* **EXERCISE INSTRUCTIONS**
Every line holding the string "true" should be gathered.
'''
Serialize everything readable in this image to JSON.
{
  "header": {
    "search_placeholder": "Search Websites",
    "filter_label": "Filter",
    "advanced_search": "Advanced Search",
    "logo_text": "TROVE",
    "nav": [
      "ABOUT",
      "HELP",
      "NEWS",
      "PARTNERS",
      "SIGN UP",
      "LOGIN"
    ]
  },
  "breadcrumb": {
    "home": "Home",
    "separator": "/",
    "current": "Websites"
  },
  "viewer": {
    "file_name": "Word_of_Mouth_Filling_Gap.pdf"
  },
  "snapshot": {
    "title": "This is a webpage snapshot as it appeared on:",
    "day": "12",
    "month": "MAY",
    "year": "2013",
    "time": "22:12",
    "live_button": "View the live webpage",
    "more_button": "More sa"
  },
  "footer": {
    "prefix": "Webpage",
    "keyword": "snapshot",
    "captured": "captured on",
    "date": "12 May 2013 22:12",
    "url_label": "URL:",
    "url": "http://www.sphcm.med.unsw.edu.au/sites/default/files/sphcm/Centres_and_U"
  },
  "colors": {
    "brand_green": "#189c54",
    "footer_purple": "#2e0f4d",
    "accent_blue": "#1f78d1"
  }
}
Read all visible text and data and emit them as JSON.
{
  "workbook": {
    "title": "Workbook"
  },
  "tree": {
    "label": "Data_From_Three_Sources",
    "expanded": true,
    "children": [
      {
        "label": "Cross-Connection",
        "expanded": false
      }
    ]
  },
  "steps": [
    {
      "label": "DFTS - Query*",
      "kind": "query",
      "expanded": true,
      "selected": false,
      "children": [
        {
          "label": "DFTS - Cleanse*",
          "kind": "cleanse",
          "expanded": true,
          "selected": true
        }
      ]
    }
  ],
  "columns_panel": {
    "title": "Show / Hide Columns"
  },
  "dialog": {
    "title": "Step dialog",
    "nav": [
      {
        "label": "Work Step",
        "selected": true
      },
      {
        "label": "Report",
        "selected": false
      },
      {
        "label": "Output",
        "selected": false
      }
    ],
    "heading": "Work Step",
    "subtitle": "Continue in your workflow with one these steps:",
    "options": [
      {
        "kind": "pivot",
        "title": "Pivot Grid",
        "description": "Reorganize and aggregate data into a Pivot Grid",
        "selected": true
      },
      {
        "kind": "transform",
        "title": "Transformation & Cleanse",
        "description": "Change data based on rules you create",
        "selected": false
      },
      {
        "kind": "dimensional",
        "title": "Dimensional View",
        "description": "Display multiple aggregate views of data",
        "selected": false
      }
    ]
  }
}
'''
'''
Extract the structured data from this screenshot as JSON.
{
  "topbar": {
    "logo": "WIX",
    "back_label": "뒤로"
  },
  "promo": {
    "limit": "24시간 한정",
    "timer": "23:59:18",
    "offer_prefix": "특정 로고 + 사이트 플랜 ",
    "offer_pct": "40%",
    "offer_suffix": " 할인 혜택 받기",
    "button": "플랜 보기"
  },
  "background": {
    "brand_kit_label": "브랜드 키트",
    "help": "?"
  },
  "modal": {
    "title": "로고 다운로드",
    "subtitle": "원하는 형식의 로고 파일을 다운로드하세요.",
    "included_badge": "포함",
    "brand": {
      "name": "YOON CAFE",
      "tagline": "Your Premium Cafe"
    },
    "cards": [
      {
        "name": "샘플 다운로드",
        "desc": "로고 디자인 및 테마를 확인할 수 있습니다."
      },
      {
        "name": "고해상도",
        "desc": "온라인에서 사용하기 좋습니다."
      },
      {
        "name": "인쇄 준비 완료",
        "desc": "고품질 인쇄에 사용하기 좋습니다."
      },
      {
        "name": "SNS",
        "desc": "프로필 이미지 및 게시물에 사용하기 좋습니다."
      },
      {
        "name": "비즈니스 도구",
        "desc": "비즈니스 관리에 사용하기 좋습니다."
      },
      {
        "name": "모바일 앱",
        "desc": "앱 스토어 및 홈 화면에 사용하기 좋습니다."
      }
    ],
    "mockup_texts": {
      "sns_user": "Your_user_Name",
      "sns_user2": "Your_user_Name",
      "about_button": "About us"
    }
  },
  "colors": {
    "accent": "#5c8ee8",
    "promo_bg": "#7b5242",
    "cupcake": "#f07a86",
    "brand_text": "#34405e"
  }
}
'''
'''
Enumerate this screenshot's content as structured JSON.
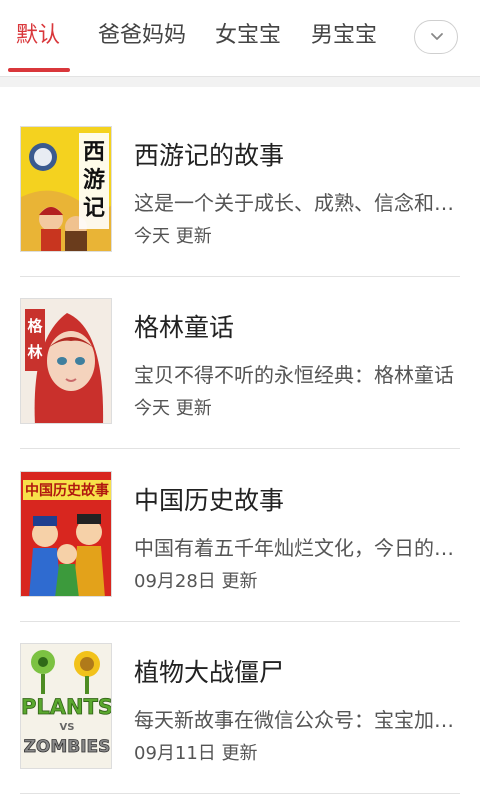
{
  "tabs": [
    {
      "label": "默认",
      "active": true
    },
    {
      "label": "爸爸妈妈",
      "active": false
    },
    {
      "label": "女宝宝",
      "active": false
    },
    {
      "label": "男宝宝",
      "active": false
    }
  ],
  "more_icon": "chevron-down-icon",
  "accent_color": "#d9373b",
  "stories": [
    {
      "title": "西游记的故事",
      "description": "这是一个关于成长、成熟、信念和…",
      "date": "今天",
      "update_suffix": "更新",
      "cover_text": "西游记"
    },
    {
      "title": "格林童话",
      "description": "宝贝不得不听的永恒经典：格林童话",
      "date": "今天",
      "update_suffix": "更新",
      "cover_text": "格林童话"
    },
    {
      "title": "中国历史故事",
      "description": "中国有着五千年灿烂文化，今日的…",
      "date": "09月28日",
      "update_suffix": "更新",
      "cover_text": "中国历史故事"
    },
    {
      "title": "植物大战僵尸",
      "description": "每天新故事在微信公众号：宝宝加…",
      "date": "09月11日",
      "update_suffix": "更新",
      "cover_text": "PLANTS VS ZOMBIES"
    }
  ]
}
'''
* **EXERCISE OUTPUT**
    "expanded": true,
      "expanded": true,
          "expanded": true,
          "selected": true
        "selected": true
        "selected": true
      "active": true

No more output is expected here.